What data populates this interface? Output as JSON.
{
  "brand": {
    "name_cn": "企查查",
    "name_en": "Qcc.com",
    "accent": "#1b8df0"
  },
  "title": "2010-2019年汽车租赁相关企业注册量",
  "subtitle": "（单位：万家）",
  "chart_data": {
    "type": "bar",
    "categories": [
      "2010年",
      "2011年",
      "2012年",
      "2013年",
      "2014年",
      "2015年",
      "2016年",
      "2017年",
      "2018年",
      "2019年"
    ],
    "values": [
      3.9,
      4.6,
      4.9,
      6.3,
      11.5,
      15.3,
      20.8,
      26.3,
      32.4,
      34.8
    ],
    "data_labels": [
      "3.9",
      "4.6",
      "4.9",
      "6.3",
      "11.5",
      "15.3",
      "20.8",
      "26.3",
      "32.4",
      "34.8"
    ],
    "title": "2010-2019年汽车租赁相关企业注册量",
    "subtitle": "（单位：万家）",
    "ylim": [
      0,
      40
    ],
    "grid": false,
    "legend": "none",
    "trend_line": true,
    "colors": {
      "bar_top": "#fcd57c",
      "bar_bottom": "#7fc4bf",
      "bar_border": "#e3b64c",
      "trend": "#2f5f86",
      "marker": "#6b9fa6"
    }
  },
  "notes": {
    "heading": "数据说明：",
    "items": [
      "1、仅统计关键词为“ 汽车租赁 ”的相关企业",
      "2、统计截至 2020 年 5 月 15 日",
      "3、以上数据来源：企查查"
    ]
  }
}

- **Your instructions**
Write out the whole listing again. Match it word for word.

- **Output of the task**
What data populates this interface? Output as JSON.
{
  "brand": {
    "name_cn": "企查查",
    "name_en": "Qcc.com",
    "accent": "#1b8df0"
  },
  "title": "2010-2019年汽车租赁相关企业注册量",
  "subtitle": "（单位：万家）",
  "chart_data": {
    "type": "bar",
    "categories": [
      "2010年",
      "2011年",
      "2012年",
      "2013年",
      "2014年",
      "2015年",
      "2016年",
      "2017年",
      "2018年",
      "2019年"
    ],
    "values": [
      3.9,
      4.6,
      4.9,
      6.3,
      11.5,
      15.3,
      20.8,
      26.3,
      32.4,
      34.8
    ],
    "data_labels": [
      "3.9",
      "4.6",
      "4.9",
      "6.3",
      "11.5",
      "15.3",
      "20.8",
      "26.3",
      "32.4",
      "34.8"
    ],
    "title": "2010-2019年汽车租赁相关企业注册量",
    "subtitle": "（单位：万家）",
    "ylim": [
      0,
      40
    ],
    "grid": false,
    "legend": "none",
    "trend_line": true,
    "colors": {
      "bar_top": "#fcd57c",
      "bar_bottom": "#7fc4bf",
      "bar_border": "#e3b64c",
      "trend": "#2f5f86",
      "marker": "#6b9fa6"
    }
  },
  "notes": {
    "heading": "数据说明：",
    "items": [
      "1、仅统计关键词为“ 汽车租赁 ”的相关企业",
      "2、统计截至 2020 年 5 月 15 日",
      "3、以上数据来源：企查查"
    ]
  }
}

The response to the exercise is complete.